**EXERCISE REQUIREMENTS**
Every entry that follows should be repeated exactly; drop the images.
━━ AVAILABLE DATA ━━
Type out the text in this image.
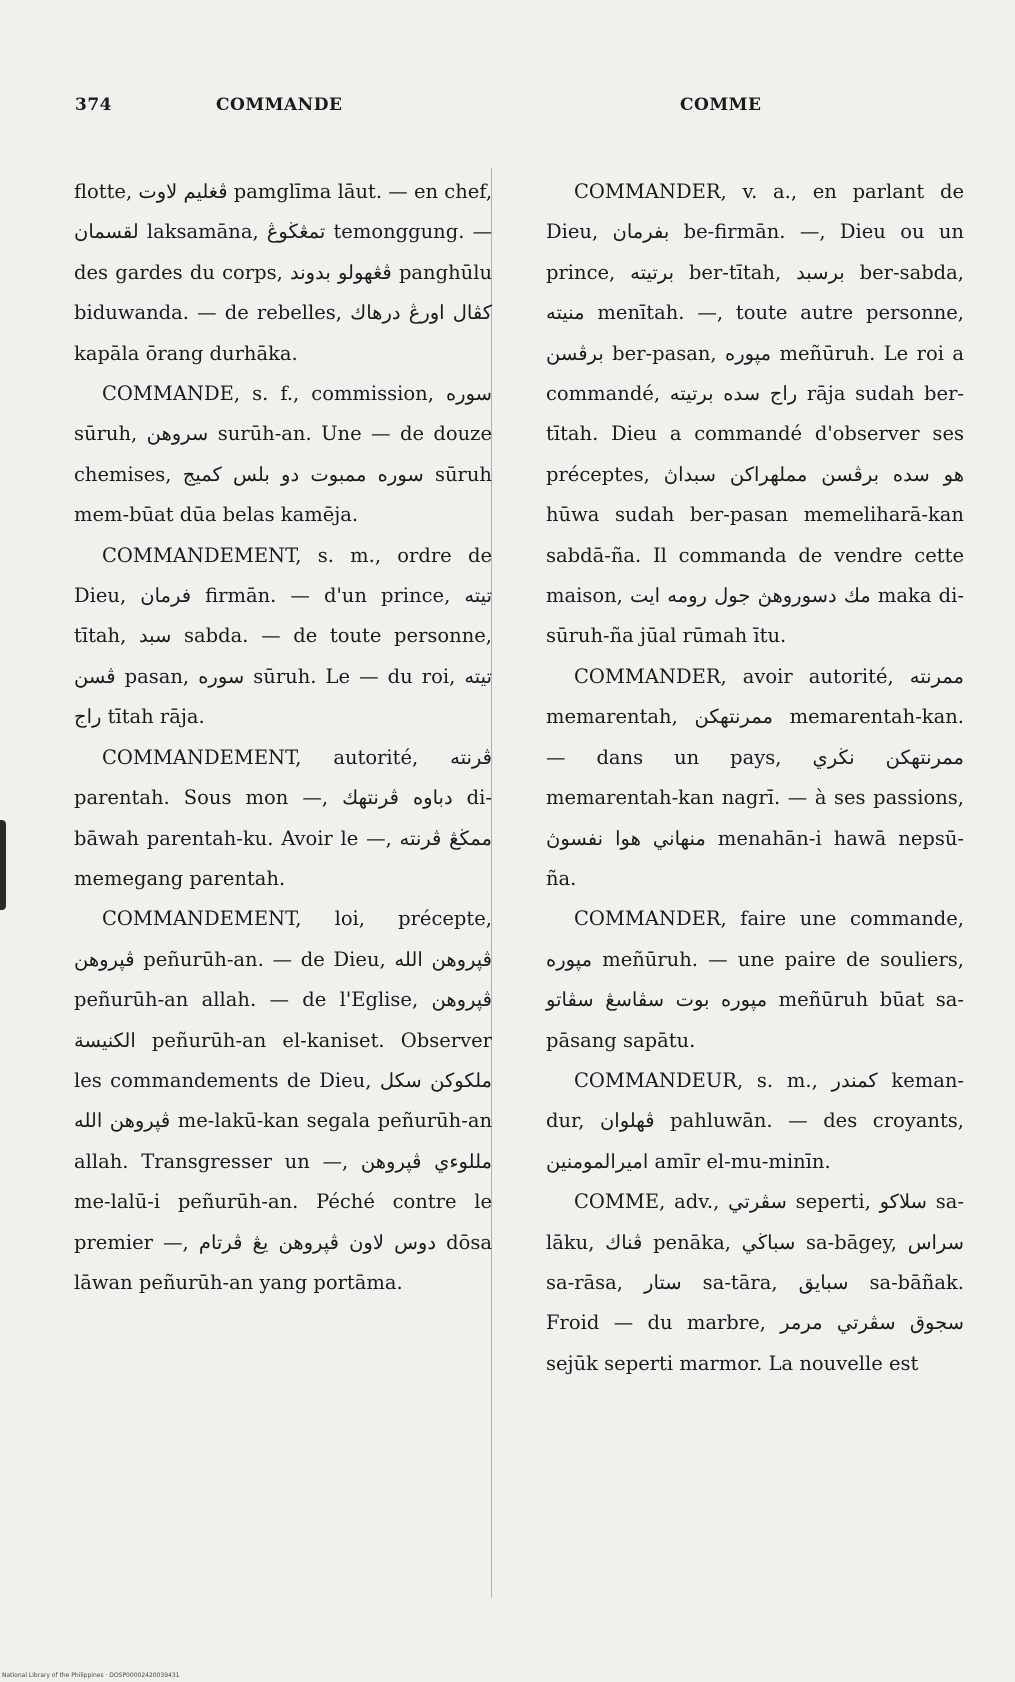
374	COMMANDE	COMME

flotte, ڤغليم لاوت pamglīma lāut. — en chef, لقسمان laksamāna, تمڠڬوڠ temonggung. — des gardes du corps, ڤڠهولو بدوند panghūlu biduwanda. — de rebelles, كڤال اورڠ درهاك kapāla ōrang durhāka.

COMMANDE, s. f., commission, سوره sūruh, سروهن surūh-an. Une — de douze chemises, سوره ممبوت دو بلس كميج sūruh mem-būat dūa belas kamēja.

COMMANDEMENT, s. m., ordre de Dieu, فرمان firmān. — d'un prince, تيته tītah, سبد sabda. — de toute personne, ڤسن pasan, سوره sūruh. Le — du roi, تيته راج tītah rāja.

COMMANDEMENT, autorité, ڤرنته parentah. Sous mon —, دباوه ڤرنتهك di-bāwah parentah-ku. Avoir le —, ممڬڠ ڤرنته memegang parentah.

COMMANDEMENT, loi, précepte, ڤپروهن peñurūh-an. — de Dieu, ڤپروهن الله peñurūh-an allah. — de l'Eglise, ڤپروهن الكنيسة peñurūh-an el-kaniset. Observer les commandements de Dieu, ملكوكن سكل ڤپروهن الله me-lakū-kan segala peñurūh-an allah. Transgresser un —, مللوءي ڤپروهن me-lalū-i peñurūh-an. Péché contre le premier —, دوس لاون ڤپروهن يڠ ڤرتام dōsa lāwan peñurūh-an yang portāma.

COMMANDER, v. a., en parlant de Dieu, بفرمان be-firmān. —, Dieu ou un prince, برتيته ber-tītah, برسبد ber-sabda, منيته menītah. —, toute autre personne, برڤسن ber-pasan, مپوره meñūruh. Le roi a commandé, راج سده برتيته rāja sudah ber-tītah. Dieu a commandé d'observer ses préceptes, هو سده برڤسن مملهراكن سبداڽ hūwa sudah ber-pasan memeliharā-kan sabdā-ña. Il commanda de vendre cette maison, مك دسوروهڽ جول رومه ايت maka di-sūruh-ña jūal rūmah ītu.

COMMANDER, avoir autorité, ممرنته memarentah, ممرنتهكن memarentah-kan. — dans un pays, ممرنتهكن نڬري memarentah-kan nagrī. — à ses passions, منهاني هوا نفسوڽ menahān-i hawā nepsū-ña.

COMMANDER, faire une commande, مپوره meñūruh. — une paire de souliers, مپوره بوت سڤاسڠ سڤاتو meñūruh būat sa-pāsang sapātu.

COMMANDEUR, s. m., كمندر keman-dur, ڤهلوان pahluwān. — des croyants, اميرالمومنين amīr el-mu-minīn.

COMME, adv., سڤرتي seperti, سلاكو sa-lāku, ڤناك penāka, سباڬي sa-bāgey, سراس sa-rāsa, ستار sa-tāra, سبايق sa-bāñak. Froid — du marbre, سجوق سڤرتي مرمر sejūk seperti marmor. La nouvelle est

National Library of the Philippines · DOSP00002420039431
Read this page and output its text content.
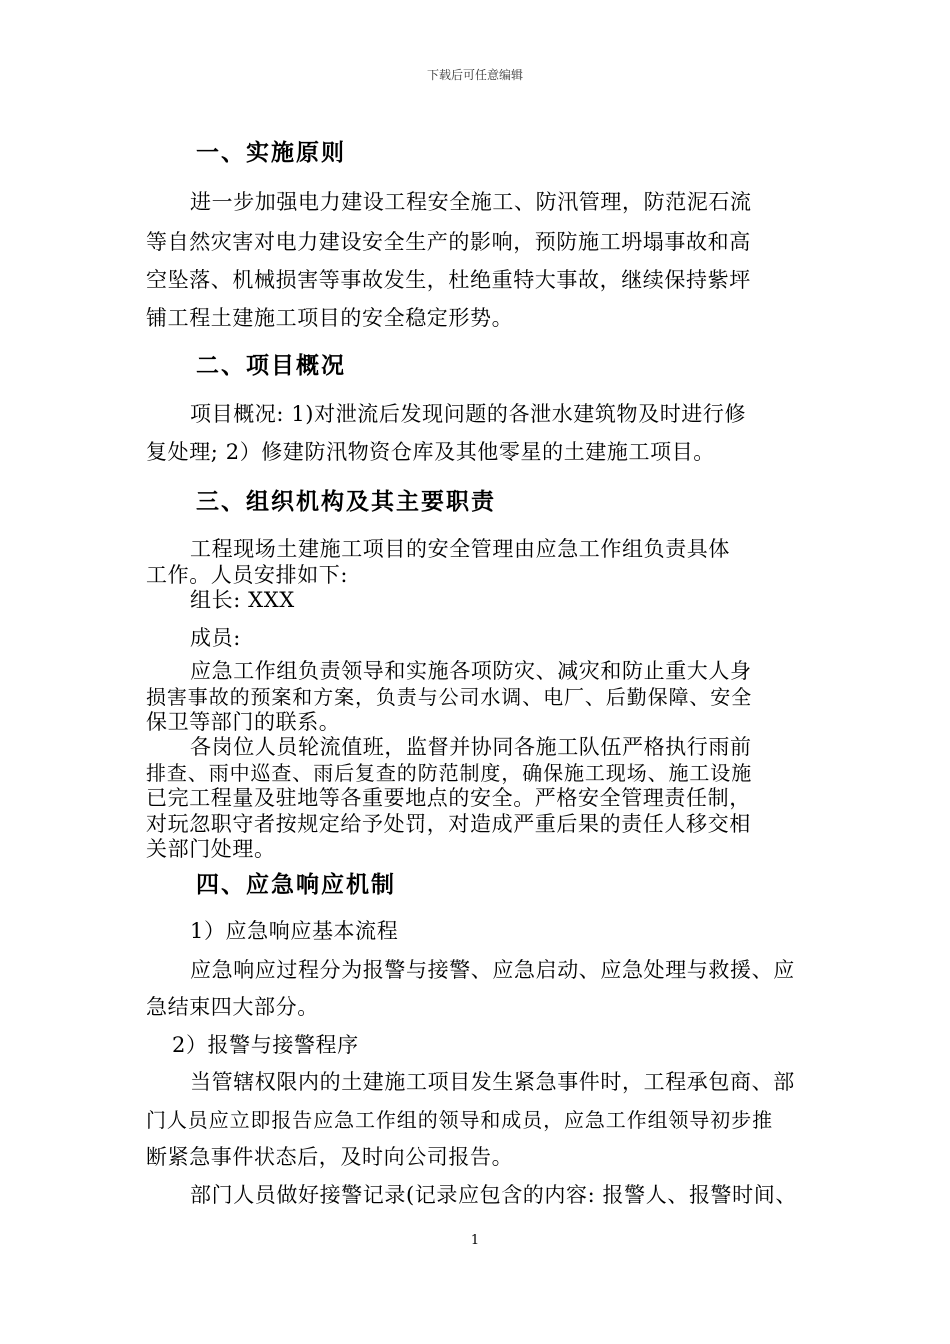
下载后可任意编辑
一、实施原则
进一步加强电力建设工程安全施工、防汛管理，防范泥石流
等自然灾害对电力建设安全生产的影响，预防施工坍塌事故和高
空坠落、机械损害等事故发生，杜绝重特大事故，继续保持紫坪
铺工程土建施工项目的安全稳定形势。
二、项目概况
项目概况: 1)对泄流后发现问题的各泄水建筑物及时进行修
复处理; 2）修建防汛物资仓库及其他零星的土建施工项目。
三、组织机构及其主要职责
工程现场土建施工项目的安全管理由应急工作组负责具体
工作。人员安排如下:
组长: XXX
成员:
应急工作组负责领导和实施各项防灾、减灾和防止重大人身
损害事故的预案和方案，负责与公司水调、电厂、后勤保障、安全
保卫等部门的联系。
各岗位人员轮流值班，监督并协同各施工队伍严格执行雨前
排查、雨中巡查、雨后复查的防范制度，确保施工现场、施工设施
已完工程量及驻地等各重要地点的安全。严格安全管理责任制，
对玩忽职守者按规定给予处罚，对造成严重后果的责任人移交相
关部门处理。
四、应急响应机制
1）应急响应基本流程
应急响应过程分为报警与接警、应急启动、应急处理与救援、应
急结束四大部分。
2）报警与接警程序
当管辖权限内的土建施工项目发生紧急事件时，工程承包商、部
门人员应立即报告应急工作组的领导和成员，应急工作组领导初步推
断紧急事件状态后，及时向公司报告。
部门人员做好接警记录(记录应包含的内容: 报警人、报警时间、
1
━━━
**THE COMPLETED TASK**
Type out the text in this image.
374	COMMANDE	COMME

flotte, ڤغليم لاوت pamglīma lāut. — en chef, لقسمان laksamāna, تمڠڬوڠ temonggung. — des gardes du corps, ڤڠهولو بدوند panghūlu biduwanda. — de rebelles, كڤال اورڠ درهاك kapāla ōrang durhāka.

COMMANDE, s. f., commission, سوره sūruh, سروهن surūh-an. Une — de douze chemises, سوره ممبوت دو بلس كميج sūruh mem-būat dūa belas kamēja.

COMMANDEMENT, s. m., ordre de Dieu, فرمان firmān. — d'un prince, تيته tītah, سبد sabda. — de toute personne, ڤسن pasan, سوره sūruh. Le — du roi, تيته راج tītah rāja.

COMMANDEMENT, autorité, ڤرنته parentah. Sous mon —, دباوه ڤرنتهك di-bāwah parentah-ku. Avoir le —, ممڬڠ ڤرنته memegang parentah.

COMMANDEMENT, loi, précepte, ڤپروهن peñurūh-an. — de Dieu, ڤپروهن الله peñurūh-an allah. — de l'Eglise, ڤپروهن الكنيسة peñurūh-an el-kaniset. Observer les commandements de Dieu, ملكوكن سكل ڤپروهن الله me-lakū-kan segala peñurūh-an allah. Transgresser un —, مللوءي ڤپروهن me-lalū-i peñurūh-an. Péché contre le premier —, دوس لاون ڤپروهن يڠ ڤرتام dōsa lāwan peñurūh-an yang portāma.

COMMANDER, v. a., en parlant de Dieu, بفرمان be-firmān. —, Dieu ou un prince, برتيته ber-tītah, برسبد ber-sabda, منيته menītah. —, toute autre personne, برڤسن ber-pasan, مپوره meñūruh. Le roi a commandé, راج سده برتيته rāja sudah ber-tītah. Dieu a commandé d'observer ses préceptes, هو سده برڤسن مملهراكن سبداڽ hūwa sudah ber-pasan memeliharā-kan sabdā-ña. Il commanda de vendre cette maison, مك دسوروهڽ جول رومه ايت maka di-sūruh-ña jūal rūmah ītu.

COMMANDER, avoir autorité, ممرنته memarentah, ممرنتهكن memarentah-kan. — dans un pays, ممرنتهكن نڬري memarentah-kan nagrī. — à ses passions, منهاني هوا نفسوڽ menahān-i hawā nepsū-ña.

COMMANDER, faire une commande, مپوره meñūruh. — une paire de souliers, مپوره بوت سڤاسڠ سڤاتو meñūruh būat sa-pāsang sapātu.

COMMANDEUR, s. m., كمندر keman-dur, ڤهلوان pahluwān. — des croyants, اميرالمومنين amīr el-mu-minīn.

COMME, adv., سڤرتي seperti, سلاكو sa-lāku, ڤناك penāka, سباڬي sa-bāgey, سراس sa-rāsa, ستار sa-tāra, سبايق sa-bāñak. Froid — du marbre, سجوق سڤرتي مرمر sejūk seperti marmor. La nouvelle est

National Library of the Philippines · DOSP00002420039431
Read this page and output its text content.
下载后可任意编辑
一、实施原则
进一步加强电力建设工程安全施工、防汛管理，防范泥石流
等自然灾害对电力建设安全生产的影响，预防施工坍塌事故和高
空坠落、机械损害等事故发生，杜绝重特大事故，继续保持紫坪
铺工程土建施工项目的安全稳定形势。
二、项目概况
项目概况: 1)对泄流后发现问题的各泄水建筑物及时进行修
复处理; 2）修建防汛物资仓库及其他零星的土建施工项目。
三、组织机构及其主要职责
工程现场土建施工项目的安全管理由应急工作组负责具体
工作。人员安排如下:
组长: XXX
成员:
应急工作组负责领导和实施各项防灾、减灾和防止重大人身
损害事故的预案和方案，负责与公司水调、电厂、后勤保障、安全
保卫等部门的联系。
各岗位人员轮流值班，监督并协同各施工队伍严格执行雨前
排查、雨中巡查、雨后复查的防范制度，确保施工现场、施工设施
已完工程量及驻地等各重要地点的安全。严格安全管理责任制，
对玩忽职守者按规定给予处罚，对造成严重后果的责任人移交相
关部门处理。
四、应急响应机制
1）应急响应基本流程
应急响应过程分为报警与接警、应急启动、应急处理与救援、应
急结束四大部分。
2）报警与接警程序
当管辖权限内的土建施工项目发生紧急事件时，工程承包商、部
门人员应立即报告应急工作组的领导和成员，应急工作组领导初步推
断紧急事件状态后，及时向公司报告。
部门人员做好接警记录(记录应包含的内容: 报警人、报警时间、
1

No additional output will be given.